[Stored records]
Start
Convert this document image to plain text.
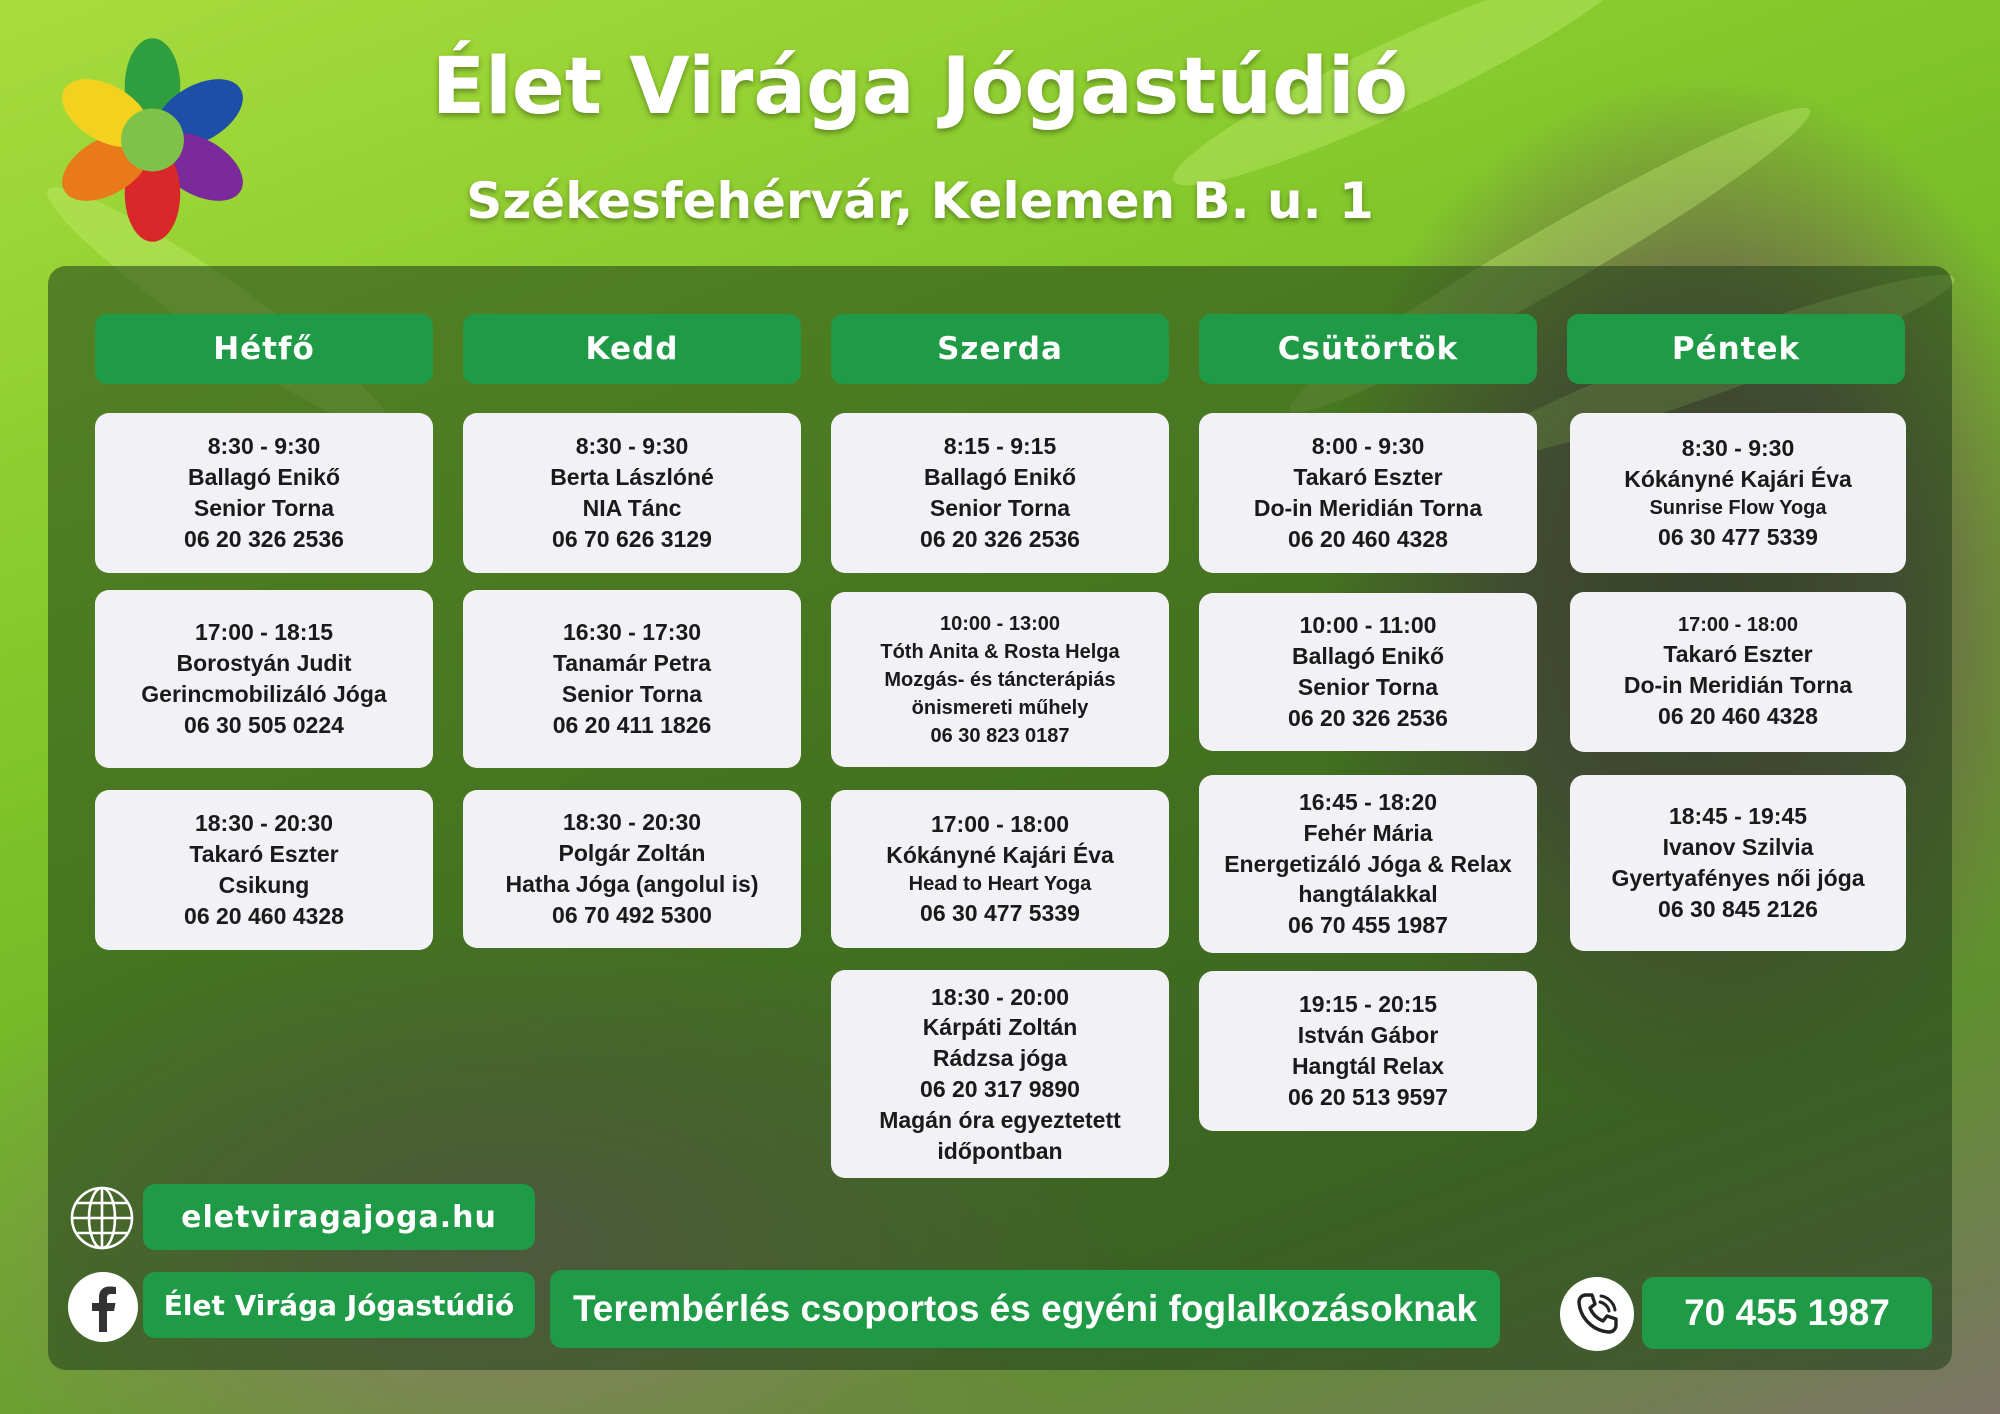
Élet Virága Jógastúdió
Székesfehérvár, Kelemen B. u. 1
Hétfő
8:30 - 9:30
Ballagó Enikő
Senior Torna
06 20 326 2536
17:00 - 18:15
Borostyán Judit
Gerincmobilizáló Jóga
06 30 505 0224
18:30 - 20:30
Takaró Eszter
Csikung
06 20 460 4328
Kedd
8:30 - 9:30
Berta Lászlóné
NIA Tánc
06 70 626 3129
16:30 - 17:30
Tanamár Petra
Senior Torna
06 20 411 1826
18:30 - 20:30
Polgár Zoltán
Hatha Jóga (angolul is)
06 70 492 5300
Szerda
8:15 - 9:15
Ballagó Enikő
Senior Torna
06 20 326 2536
10:00 - 13:00
Tóth Anita & Rosta Helga
Mozgás- és táncterápiás
önismereti műhely
06 30 823 0187
17:00 - 18:00
Kókányné Kajári Éva
Head to Heart Yoga
06 30 477 5339
18:30 - 20:00
Kárpáti Zoltán
Rádzsa jóga
06 20 317 9890
Magán óra egyeztetett
időpontban
Csütörtök
8:00 - 9:30
Takaró Eszter
Do-in Meridián Torna
06 20 460 4328
10:00 - 11:00
Ballagó Enikő
Senior Torna
06 20 326 2536
16:45 - 18:20
Fehér Mária
Energetizáló Jóga & Relax
hangtálakkal
06 70 455 1987
19:15 - 20:15
István Gábor
Hangtál Relax
06 20 513 9597
Péntek
8:30 - 9:30
Kókányné Kajári Éva
Sunrise Flow Yoga
06 30 477 5339
17:00 - 18:00
Takaró Eszter
Do-in Meridián Torna
06 20 460 4328
18:45 - 19:45
Ivanov Szilvia
Gyertyafényes női jóga
06 30 845 2126
eletviragajoga.hu
Élet Virága Jógastúdió	Terembérlés csoportos és egyéni foglalkozásoknak	70 455 1987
End
§ **Exercise brief**: Extract every line that has the string "Virága" in it.

§ **Task solution**:
Élet Virága Jógastúdió
Élet Virága Jógastúdió	Terembérlés csoportos és egyéni foglalkozásoknak	70 455 1987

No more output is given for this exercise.